## [TASK INSTRUCTIONS]
Rewrite the material from the line holding "game-title-suffix: o — [221, 274, 233, 296]" through the line holding "row-title-close: ) — [346, 509, 354, 531]", inclusive, changing "game-thumbnail" to "cover-image" and keeping all else the same.

Dataset rows
****************************************

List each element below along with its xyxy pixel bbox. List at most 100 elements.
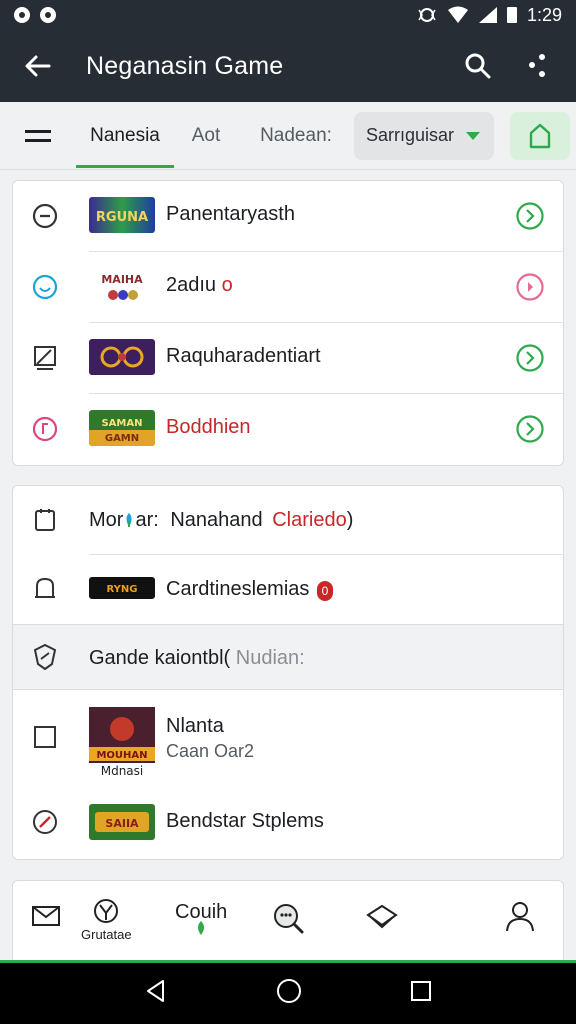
game-title-suffix: o — [221, 274, 233, 296]
notification-icon-2 — [40, 7, 56, 23]
nav-search-chat[interactable] — [271, 901, 305, 935]
game-cover: MOUHAN Mdnasi — [89, 707, 155, 779]
nav-couih[interactable]: Couih — [175, 901, 227, 936]
row-title: Bendstar Stplems — [166, 810, 324, 832]
nav-grutatae-label: Grutatae — [81, 927, 132, 942]
sort-dropdown[interactable]: Sarrıguisar — [354, 111, 494, 160]
system-home-button[interactable] — [275, 977, 303, 1010]
square-recents-icon — [411, 981, 431, 1001]
row-subtitle: Caan Oar2 — [166, 741, 255, 761]
row-title-name: Nanahand — [170, 509, 263, 531]
leaf-icon — [123, 511, 135, 527]
app-bar: Neganasin Game — [0, 30, 576, 102]
game-title: Raquharadentiart — [166, 345, 321, 367]
list-item[interactable]: RGUNA Panentaryasth — [13, 181, 563, 252]
system-back-button[interactable] — [143, 978, 169, 1009]
row-title: Nlanta — [166, 715, 224, 737]
share-dots-icon — [529, 54, 545, 77]
game-thumbnail: MAIHA — [89, 268, 155, 304]
row-title-close: ) — [346, 509, 354, 531]
chevron-right-icon[interactable] — [515, 414, 545, 444]
leaf-icon — [198, 921, 205, 935]
list-item[interactable]: Mor ar: Nanahand Clariedo) — [13, 486, 563, 554]
svg-text:SAIIA: SAIIA — [105, 817, 139, 830]
chevron-right-icon[interactable] — [515, 272, 545, 302]
badge-outline-icon — [27, 639, 63, 675]
status-bar: 1:29 — [0, 0, 576, 30]
minus-circle-icon — [27, 198, 63, 234]
notification-icon — [14, 7, 30, 23]
row-title: Mor ar: Nanahand Clariedo) — [89, 509, 353, 532]
system-nav-bar — [0, 963, 576, 1024]
svg-text:RGUNA: RGUNA — [96, 210, 148, 225]
game-title: Panentaryasth — [166, 203, 295, 225]
list-item[interactable]: RYNG Cardtineslemias 0 — [13, 555, 563, 623]
svg-text:SAMAN: SAMAN — [101, 418, 142, 429]
row-title-highlight: Clariedo — [272, 509, 347, 531]
tab-nanesia[interactable]: Nanesia — [76, 102, 174, 170]
bell-icon — [27, 571, 63, 607]
game-title-text: 2adıu — [166, 274, 217, 296]
list-item[interactable]: SAMAN GAMN Boddhien — [13, 394, 563, 465]
home-button[interactable] — [510, 111, 570, 160]
nav-profile[interactable] — [503, 899, 537, 933]
mail-icon — [32, 906, 60, 926]
menu-button[interactable] — [0, 102, 76, 170]
game-list-card: RGUNA Panentaryasth MAIHA 2adıu o Raquha… — [12, 180, 564, 466]
list-item[interactable]: SAIIA Bendstar Stplems — [13, 786, 563, 858]
game-title: 2adıu o — [166, 274, 233, 297]
chevron-right-icon[interactable] — [515, 343, 545, 373]
tab-aot[interactable]: Aot — [178, 102, 234, 170]
svg-text:MAIHA: MAIHA — [101, 273, 143, 286]
list-item[interactable]: MOUHAN Mdnasi Nlanta Caan Oar2 — [13, 691, 563, 786]
more-button[interactable] — [508, 30, 568, 102]
signal-icon — [478, 7, 497, 23]
section-header[interactable]: Gande kaiontbl( Nudian: — [13, 624, 563, 690]
check-circle-icon — [27, 804, 63, 840]
game-title: Boddhien — [166, 416, 251, 438]
tab-nadean[interactable]: Nadean: — [250, 102, 342, 170]
menu-line — [25, 129, 51, 133]
system-recents-button[interactable] — [409, 979, 433, 1008]
game-thumbnail: RYNG — [89, 577, 155, 599]
section-hint: Nudian: — [235, 647, 305, 669]
game-thumbnail: SAMAN GAMN — [89, 410, 155, 446]
badge: 0 — [316, 581, 333, 601]
chevron-down-icon — [466, 131, 480, 140]
game-thumbnail: RGUNA — [89, 197, 155, 233]
chat-search-icon — [274, 904, 304, 934]
tablet-icon — [27, 502, 63, 538]
search-icon — [465, 53, 491, 79]
search-button[interactable] — [448, 30, 508, 102]
nav-grutatae[interactable]: Grutatae — [81, 897, 132, 942]
details-card: Mor ar: Nanahand Clariedo) RYNG Cardtines… — [12, 485, 564, 860]
svg-text:RYNG: RYNG — [107, 584, 138, 595]
vibrate-icon — [418, 8, 436, 22]
back-button[interactable] — [0, 30, 76, 102]
row-title: Cardtineslemias 0 — [166, 578, 333, 601]
row-title-middle: ar: — [135, 509, 159, 531]
game-thumbnail — [89, 339, 155, 375]
section-title: Gande kaiontbl( Nudian: — [89, 647, 305, 670]
pink-circle-icon — [27, 411, 63, 447]
nav-mail[interactable] — [31, 903, 61, 931]
chat-icon — [366, 904, 398, 929]
svg-text:Mdnasi: Mdnasi — [101, 764, 144, 778]
list-item[interactable]: MAIHA 2adıu o — [13, 252, 563, 323]
list-item[interactable]: Raquharadentiart — [13, 323, 563, 394]
chevron-right-icon[interactable] — [515, 201, 545, 231]
status-time: 1:29 — [526, 4, 562, 25]
nav-chat[interactable] — [365, 903, 399, 931]
tab-bar: Nanesia Aot Nadean: Sarrıguisar — [0, 102, 576, 170]
menu-line — [25, 138, 51, 142]
row-title-prefix: Mor — [89, 509, 124, 531]
person-icon — [506, 902, 534, 932]
shield-icon — [94, 899, 119, 923]
section-title-text: Gande kaiontbl( — [89, 647, 231, 669]
circle-home-icon — [277, 979, 301, 1003]
game-thumbnail: SAIIA — [89, 804, 155, 840]
bottom-nav: Grutatae Couih — [12, 880, 564, 962]
row-title-text: Cardtineslemias — [166, 578, 310, 600]
checkbox-icon[interactable] — [27, 719, 63, 755]
app-title: Neganasin Game — [86, 51, 284, 80]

****************************************

## [WRITTEN RESPONSE]
game-title-suffix: o — [221, 274, 233, 296]
notification-icon-2 — [40, 7, 56, 23]
nav-search-chat[interactable] — [271, 901, 305, 935]
game-cover: MOUHAN Mdnasi — [89, 707, 155, 779]
nav-couih[interactable]: Couih — [175, 901, 227, 936]
row-title: Bendstar Stplems — [166, 810, 324, 832]
nav-grutatae-label: Grutatae — [81, 927, 132, 942]
sort-dropdown[interactable]: Sarrıguisar — [354, 111, 494, 160]
system-home-button[interactable] — [275, 977, 303, 1010]
square-recents-icon — [411, 981, 431, 1001]
row-subtitle: Caan Oar2 — [166, 741, 255, 761]
row-title-name: Nanahand — [170, 509, 263, 531]
leaf-icon — [123, 511, 135, 527]
app-bar: Neganasin Game — [0, 30, 576, 102]
game-title: Raquharadentiart — [166, 345, 321, 367]
list-item[interactable]: RGUNA Panentaryasth — [13, 181, 563, 252]
system-back-button[interactable] — [143, 978, 169, 1009]
row-title: Nlanta — [166, 715, 224, 737]
share-dots-icon — [529, 54, 545, 77]
cover-image: MAIHA — [89, 268, 155, 304]
row-title-close: ) — [346, 509, 354, 531]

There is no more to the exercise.